= INPUT MATERIAL =
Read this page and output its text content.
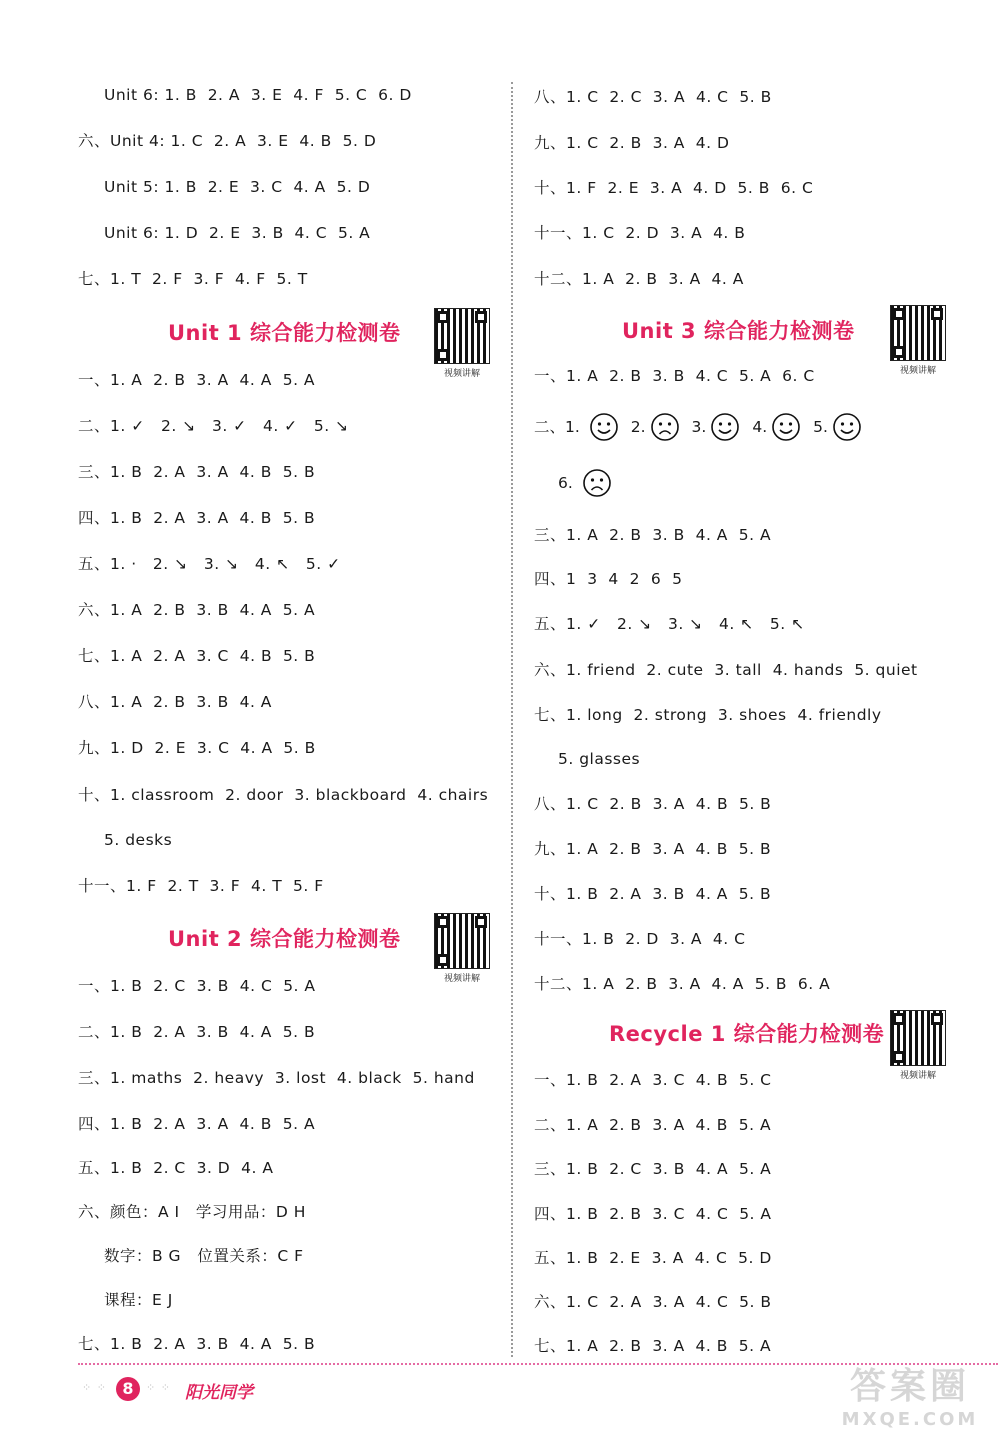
Unit 6: 1. B  2. A  3. E  4. F  5. C  6. D
六、Unit 4: 1. C  2. A  3. E  4. B  5. D
Unit 5: 1. B  2. E  3. C  4. A  5. D
Unit 6: 1. D  2. E  3. B  4. C  5. A
七、1. T  2. F  3. F  4. F  5. T
Unit 1 综合能力检测卷
视频讲解
一、1. A  2. B  3. A  4. A  5. A
二、1. ✓   2. ↘   3. ✓   4. ✓   5. ↘
三、1. B  2. A  3. A  4. B  5. B
四、1. B  2. A  3. A  4. B  5. B
五、1. ·   2. ↘   3. ↘   4. ↖   5. ✓
六、1. A  2. B  3. B  4. A  5. A
七、1. A  2. A  3. C  4. B  5. B
八、1. A  2. B  3. B  4. A
九、1. D  2. E  3. C  4. A  5. B
十、1. classroom  2. door  3. blackboard  4. chairs
5. desks
十一、1. F  2. T  3. F  4. T  5. F
Unit 2 综合能力检测卷
视频讲解
一、1. B  2. C  3. B  4. C  5. A
二、1. B  2. A  3. B  4. A  5. B
三、1. maths  2. heavy  3. lost  4. black  5. hand
四、1. B  2. A  3. A  4. B  5. A
五、1. B  2. C  3. D  4. A
六、颜色：A I   学习用品：D H
数字：B G   位置关系：C F
课程：E J
七、1. B  2. A  3. B  4. A  5. B
八、1. C  2. C  3. A  4. C  5. B
九、1. C  2. B  3. A  4. D
十、1. F  2. E  3. A  4. D  5. B  6. C
十一、1. C  2. D  3. A  4. B
十二、1. A  2. B  3. A  4. A
Unit 3 综合能力检测卷
视频讲解
一、1. A  2. B  3. B  4. C  5. A  6. C
二、1.	2.	3.	4.	5.
6.
三、1. A  2. B  3. B  4. A  5. A
四、1  3  4  2  6  5
五、1. ✓   2. ↘   3. ↘   4. ↖   5. ↖
六、1. friend  2. cute  3. tall  4. hands  5. quiet
七、1. long  2. strong  3. shoes  4. friendly
5. glasses
八、1. C  2. B  3. A  4. B  5. B
九、1. A  2. B  3. A  4. B  5. B
十、1. B  2. A  3. B  4. A  5. B
十一、1. B  2. D  3. A  4. C
十二、1. A  2. B  3. A  4. A  5. B  6. A
Recycle 1 综合能力检测卷
视频讲解
一、1. B  2. A  3. C  4. B  5. C
二、1. A  2. B  3. A  4. B  5. A
三、1. B  2. C  3. B  4. A  5. A
四、1. B  2. B  3. C  4. C  5. A
五、1. B  2. E  3. A  4. C  5. D
六、1. C  2. A  3. A  4. C  5. B
七、1. A  2. B  3. A  4. B  5. A
⁘ ⁘ 8	⁘ ⁘ 阳光同学	答案圈
MXQE.COM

= WORK REQUIRED =
Write out every record above exactly as it stands, but leave out the pictures.

= EXERCISE ANSWER =
Read this page and output its text content.
Unit 6: 1. B  2. A  3. E  4. F  5. C  6. D
六、Unit 4: 1. C  2. A  3. E  4. B  5. D
Unit 5: 1. B  2. E  3. C  4. A  5. D
Unit 6: 1. D  2. E  3. B  4. C  5. A
七、1. T  2. F  3. F  4. F  5. T
Unit 1 综合能力检测卷
视频讲解
一、1. A  2. B  3. A  4. A  5. A
二、1. ✓   2. ↘   3. ✓   4. ✓   5. ↘
三、1. B  2. A  3. A  4. B  5. B
四、1. B  2. A  3. A  4. B  5. B
五、1. ·   2. ↘   3. ↘   4. ↖   5. ✓
六、1. A  2. B  3. B  4. A  5. A
七、1. A  2. A  3. C  4. B  5. B
八、1. A  2. B  3. B  4. A
九、1. D  2. E  3. C  4. A  5. B
十、1. classroom  2. door  3. blackboard  4. chairs
5. desks
十一、1. F  2. T  3. F  4. T  5. F
Unit 2 综合能力检测卷
视频讲解
一、1. B  2. C  3. B  4. C  5. A
二、1. B  2. A  3. B  4. A  5. B
三、1. maths  2. heavy  3. lost  4. black  5. hand
四、1. B  2. A  3. A  4. B  5. A
五、1. B  2. C  3. D  4. A
六、颜色：A I   学习用品：D H
数字：B G   位置关系：C F
课程：E J
七、1. B  2. A  3. B  4. A  5. B
八、1. C  2. C  3. A  4. C  5. B
九、1. C  2. B  3. A  4. D
十、1. F  2. E  3. A  4. D  5. B  6. C
十一、1. C  2. D  3. A  4. B
十二、1. A  2. B  3. A  4. A
Unit 3 综合能力检测卷
视频讲解
一、1. A  2. B  3. B  4. C  5. A  6. C
二、1.	2.	3.	4.	5.
6.
三、1. A  2. B  3. B  4. A  5. A
四、1  3  4  2  6  5
五、1. ✓   2. ↘   3. ↘   4. ↖   5. ↖
六、1. friend  2. cute  3. tall  4. hands  5. quiet
七、1. long  2. strong  3. shoes  4. friendly
5. glasses
八、1. C  2. B  3. A  4. B  5. B
九、1. A  2. B  3. A  4. B  5. B
十、1. B  2. A  3. B  4. A  5. B
十一、1. B  2. D  3. A  4. C
十二、1. A  2. B  3. A  4. A  5. B  6. A
Recycle 1 综合能力检测卷
视频讲解
一、1. B  2. A  3. C  4. B  5. C
二、1. A  2. B  3. A  4. B  5. A
三、1. B  2. C  3. B  4. A  5. A
四、1. B  2. B  3. C  4. C  5. A
五、1. B  2. E  3. A  4. C  5. D
六、1. C  2. A  3. A  4. C  5. B
七、1. A  2. B  3. A  4. B  5. A
⁘ ⁘ 8	⁘ ⁘ 阳光同学	答案圈
MXQE.COM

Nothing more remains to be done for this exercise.